TASK TO COMPLETE:
Retype these lines and no others: the line holding "Decode this image", the line holding "Transcribe this image's", and all lines between them. Pictures stay out.

---- GIVEN ENTRIES

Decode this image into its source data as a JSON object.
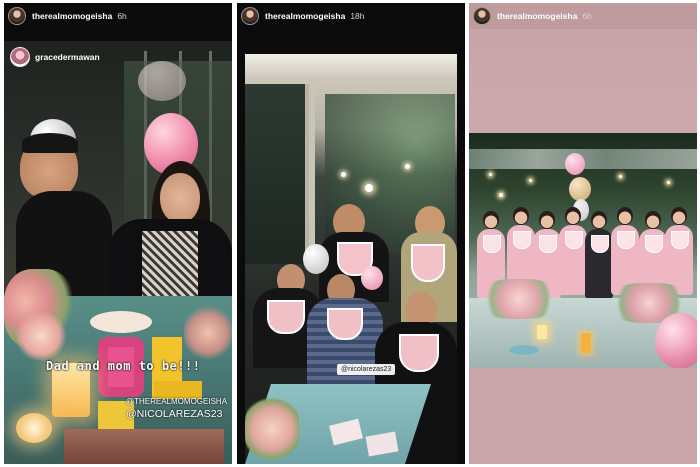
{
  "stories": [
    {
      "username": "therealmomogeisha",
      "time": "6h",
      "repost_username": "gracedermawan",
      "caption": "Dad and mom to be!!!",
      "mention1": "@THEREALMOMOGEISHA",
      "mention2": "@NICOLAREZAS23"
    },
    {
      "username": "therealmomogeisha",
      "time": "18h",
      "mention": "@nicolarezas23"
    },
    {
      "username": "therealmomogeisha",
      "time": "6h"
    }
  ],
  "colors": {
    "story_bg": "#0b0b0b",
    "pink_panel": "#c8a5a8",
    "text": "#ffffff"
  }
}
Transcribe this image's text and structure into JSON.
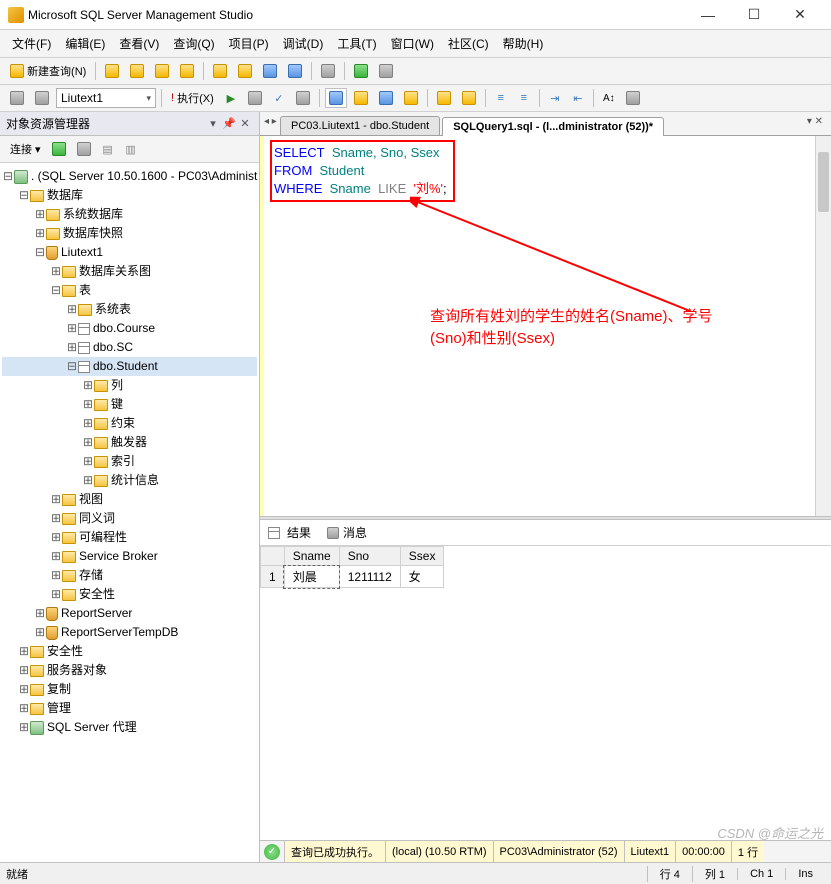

--------
---- GIVEN ENTRIES

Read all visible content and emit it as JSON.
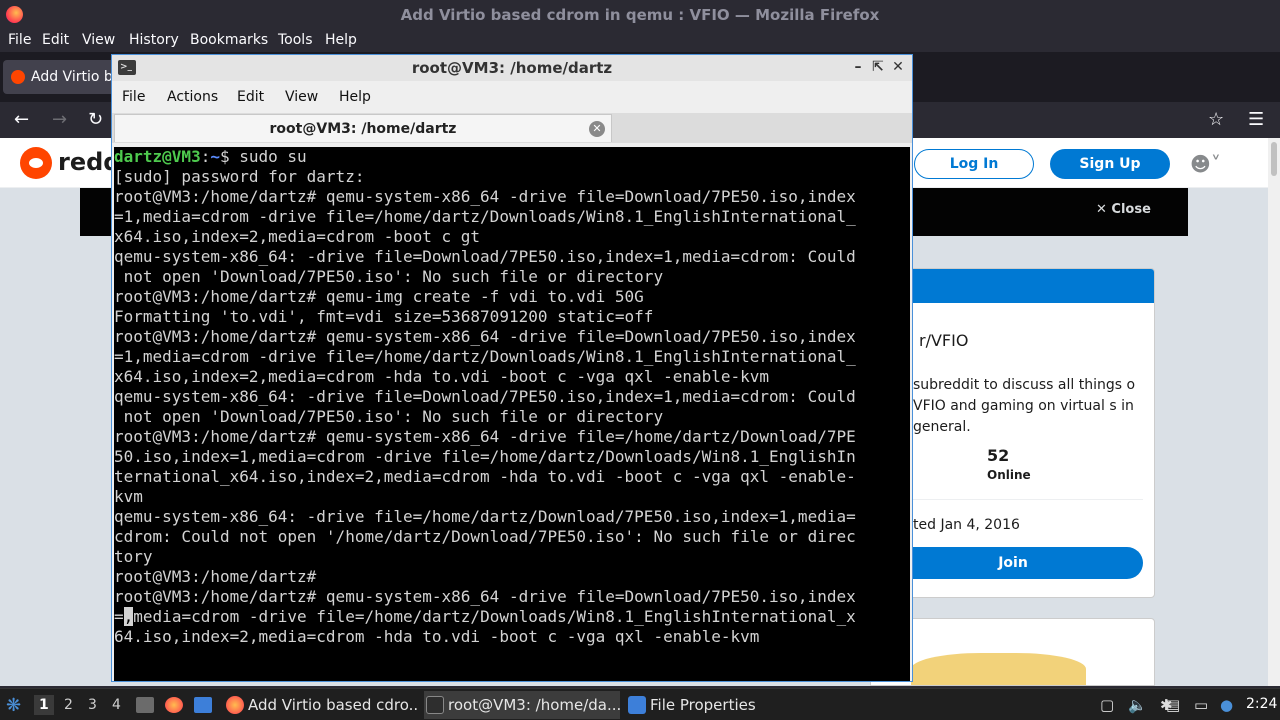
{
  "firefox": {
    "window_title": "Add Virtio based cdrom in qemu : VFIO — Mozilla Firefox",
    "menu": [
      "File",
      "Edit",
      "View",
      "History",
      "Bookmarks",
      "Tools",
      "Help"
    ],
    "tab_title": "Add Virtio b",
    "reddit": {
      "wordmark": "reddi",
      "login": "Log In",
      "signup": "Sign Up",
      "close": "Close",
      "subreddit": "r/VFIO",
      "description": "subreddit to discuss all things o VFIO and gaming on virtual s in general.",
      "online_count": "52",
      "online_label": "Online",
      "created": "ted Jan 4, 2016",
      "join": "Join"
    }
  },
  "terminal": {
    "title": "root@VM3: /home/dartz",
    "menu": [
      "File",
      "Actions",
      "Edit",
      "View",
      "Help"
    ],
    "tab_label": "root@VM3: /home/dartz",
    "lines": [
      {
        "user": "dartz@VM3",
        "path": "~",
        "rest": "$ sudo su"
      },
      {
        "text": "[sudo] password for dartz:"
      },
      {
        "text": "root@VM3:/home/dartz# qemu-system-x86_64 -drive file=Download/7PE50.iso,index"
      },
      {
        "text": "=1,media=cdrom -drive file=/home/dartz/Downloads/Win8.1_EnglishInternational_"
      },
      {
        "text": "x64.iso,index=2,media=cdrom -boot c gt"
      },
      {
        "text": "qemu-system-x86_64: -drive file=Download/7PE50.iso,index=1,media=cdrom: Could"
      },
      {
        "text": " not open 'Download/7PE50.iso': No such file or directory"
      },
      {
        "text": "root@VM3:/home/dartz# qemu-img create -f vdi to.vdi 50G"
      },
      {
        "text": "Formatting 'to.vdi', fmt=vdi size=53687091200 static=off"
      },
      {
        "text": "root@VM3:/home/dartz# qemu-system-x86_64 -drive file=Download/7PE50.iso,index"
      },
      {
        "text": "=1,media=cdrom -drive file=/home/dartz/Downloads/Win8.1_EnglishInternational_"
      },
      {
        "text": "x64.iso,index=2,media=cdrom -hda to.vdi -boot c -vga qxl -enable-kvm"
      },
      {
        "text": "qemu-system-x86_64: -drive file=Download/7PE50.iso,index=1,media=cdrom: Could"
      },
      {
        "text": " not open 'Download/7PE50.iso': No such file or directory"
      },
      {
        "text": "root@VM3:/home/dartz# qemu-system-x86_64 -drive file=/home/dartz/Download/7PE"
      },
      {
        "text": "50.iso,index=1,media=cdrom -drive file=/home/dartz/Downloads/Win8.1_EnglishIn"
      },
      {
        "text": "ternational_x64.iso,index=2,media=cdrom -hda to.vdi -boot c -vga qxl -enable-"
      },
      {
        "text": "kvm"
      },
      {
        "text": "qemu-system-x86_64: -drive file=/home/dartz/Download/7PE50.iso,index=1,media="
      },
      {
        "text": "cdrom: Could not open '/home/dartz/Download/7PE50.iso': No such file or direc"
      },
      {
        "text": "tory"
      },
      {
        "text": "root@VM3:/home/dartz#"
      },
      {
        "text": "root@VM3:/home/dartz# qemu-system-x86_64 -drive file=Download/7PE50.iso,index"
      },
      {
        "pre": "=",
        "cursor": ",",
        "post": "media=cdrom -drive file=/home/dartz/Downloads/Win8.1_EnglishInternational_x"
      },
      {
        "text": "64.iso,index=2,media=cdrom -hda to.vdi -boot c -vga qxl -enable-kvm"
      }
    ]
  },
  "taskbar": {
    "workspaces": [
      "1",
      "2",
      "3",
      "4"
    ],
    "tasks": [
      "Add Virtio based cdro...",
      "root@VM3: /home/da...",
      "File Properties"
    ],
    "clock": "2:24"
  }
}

--------
---- GIVEN ENTRIES

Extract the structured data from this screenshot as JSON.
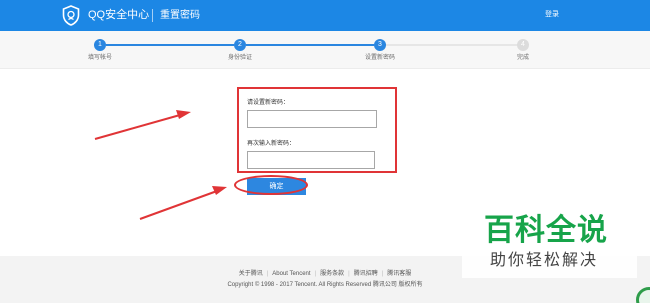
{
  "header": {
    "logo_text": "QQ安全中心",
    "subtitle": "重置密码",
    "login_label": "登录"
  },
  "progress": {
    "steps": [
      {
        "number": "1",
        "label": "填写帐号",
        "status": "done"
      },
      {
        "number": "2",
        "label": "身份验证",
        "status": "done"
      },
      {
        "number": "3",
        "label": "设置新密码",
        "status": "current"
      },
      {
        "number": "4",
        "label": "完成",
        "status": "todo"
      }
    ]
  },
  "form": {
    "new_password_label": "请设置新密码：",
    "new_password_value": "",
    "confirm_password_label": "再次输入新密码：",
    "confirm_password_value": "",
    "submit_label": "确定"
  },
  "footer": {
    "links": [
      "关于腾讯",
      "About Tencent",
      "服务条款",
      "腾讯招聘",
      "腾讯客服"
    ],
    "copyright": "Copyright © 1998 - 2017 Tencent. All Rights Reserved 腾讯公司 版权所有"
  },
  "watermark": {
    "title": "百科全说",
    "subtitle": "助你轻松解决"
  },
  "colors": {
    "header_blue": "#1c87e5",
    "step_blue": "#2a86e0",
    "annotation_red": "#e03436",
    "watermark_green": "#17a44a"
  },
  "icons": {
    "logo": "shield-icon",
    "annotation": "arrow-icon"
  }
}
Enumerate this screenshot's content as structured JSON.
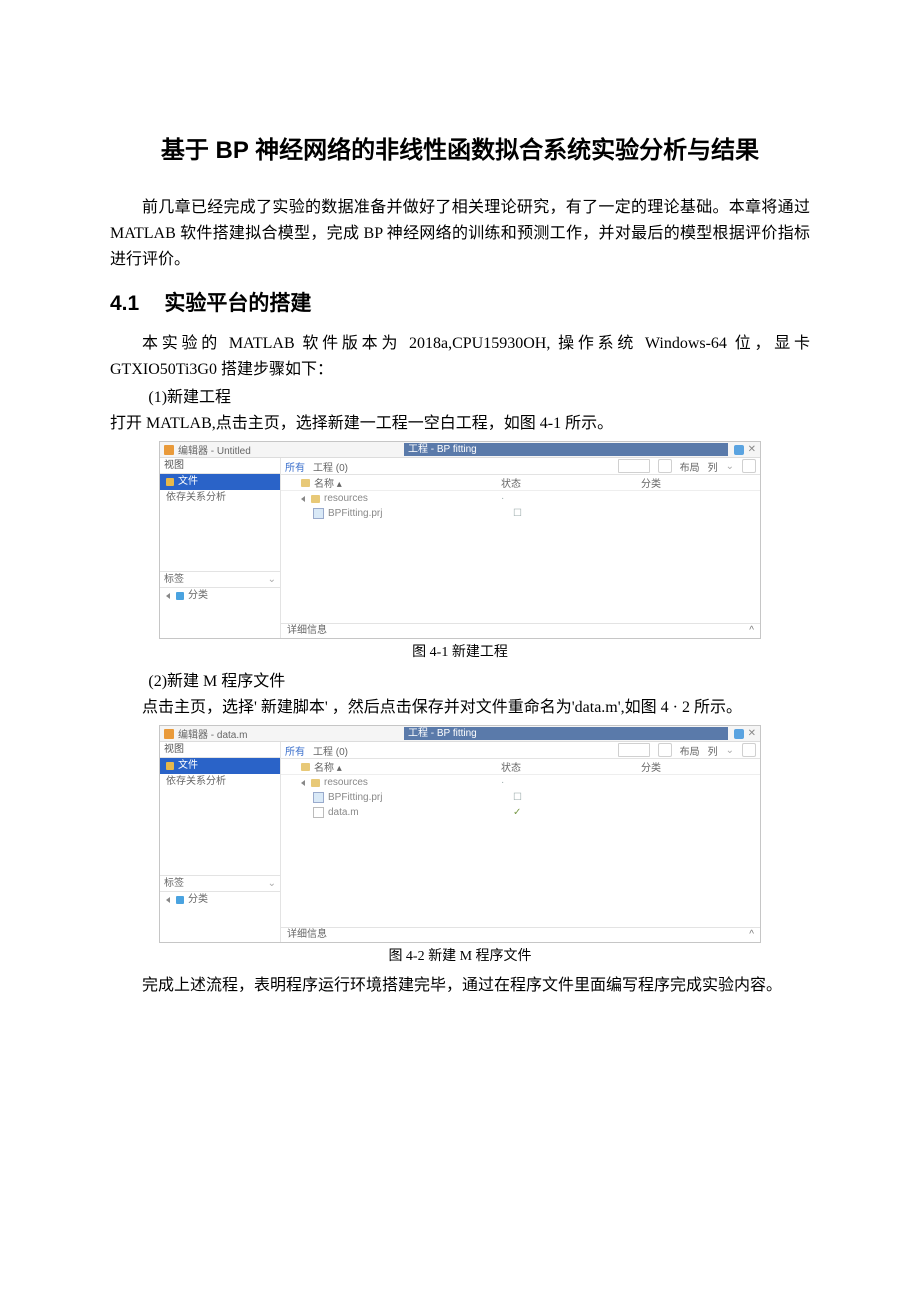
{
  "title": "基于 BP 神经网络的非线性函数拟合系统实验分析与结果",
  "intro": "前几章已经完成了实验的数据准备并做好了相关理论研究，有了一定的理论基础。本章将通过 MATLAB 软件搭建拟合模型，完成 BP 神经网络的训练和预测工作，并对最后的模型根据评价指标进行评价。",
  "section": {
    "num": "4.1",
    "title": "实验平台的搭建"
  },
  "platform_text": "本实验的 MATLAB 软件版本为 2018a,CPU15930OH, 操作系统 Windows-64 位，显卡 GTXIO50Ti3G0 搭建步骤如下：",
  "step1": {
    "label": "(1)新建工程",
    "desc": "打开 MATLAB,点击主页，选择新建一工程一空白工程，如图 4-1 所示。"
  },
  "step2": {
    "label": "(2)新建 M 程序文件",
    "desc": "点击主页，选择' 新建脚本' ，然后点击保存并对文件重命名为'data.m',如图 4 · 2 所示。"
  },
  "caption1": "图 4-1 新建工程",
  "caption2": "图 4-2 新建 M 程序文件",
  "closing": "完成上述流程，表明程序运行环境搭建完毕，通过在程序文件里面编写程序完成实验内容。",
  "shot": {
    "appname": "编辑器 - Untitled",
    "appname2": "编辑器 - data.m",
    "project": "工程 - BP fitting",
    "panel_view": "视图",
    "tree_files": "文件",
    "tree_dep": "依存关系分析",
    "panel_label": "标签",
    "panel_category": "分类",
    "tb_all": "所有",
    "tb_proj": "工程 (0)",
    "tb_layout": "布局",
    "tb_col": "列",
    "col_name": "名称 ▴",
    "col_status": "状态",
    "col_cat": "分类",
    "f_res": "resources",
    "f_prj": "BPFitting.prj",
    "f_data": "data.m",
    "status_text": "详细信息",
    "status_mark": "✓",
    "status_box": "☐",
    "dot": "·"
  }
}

--------

REPLY TO THE TASK:
Decode this image into its source data as a JSON object.
{
  "stories": [
    {
      "username": "therealmomogeisha",
      "time": "6h",
      "repost_username": "gracedermawan",
      "caption": "Dad and mom to be!!!",
      "mention1": "@THEREALMOMOGEISHA",
      "mention2": "@NICOLAREZAS23"
    },
    {
      "username": "therealmomogeisha",
      "time": "18h",
      "mention": "@nicolarezas23"
    },
    {
      "username": "therealmomogeisha",
      "time": "6h"
    }
  ],
  "colors": {
    "story_bg": "#0b0b0b",
    "pink_panel": "#c8a5a8",
    "text": "#ffffff"
  }
}
Transcribe this image's text and structure into JSON.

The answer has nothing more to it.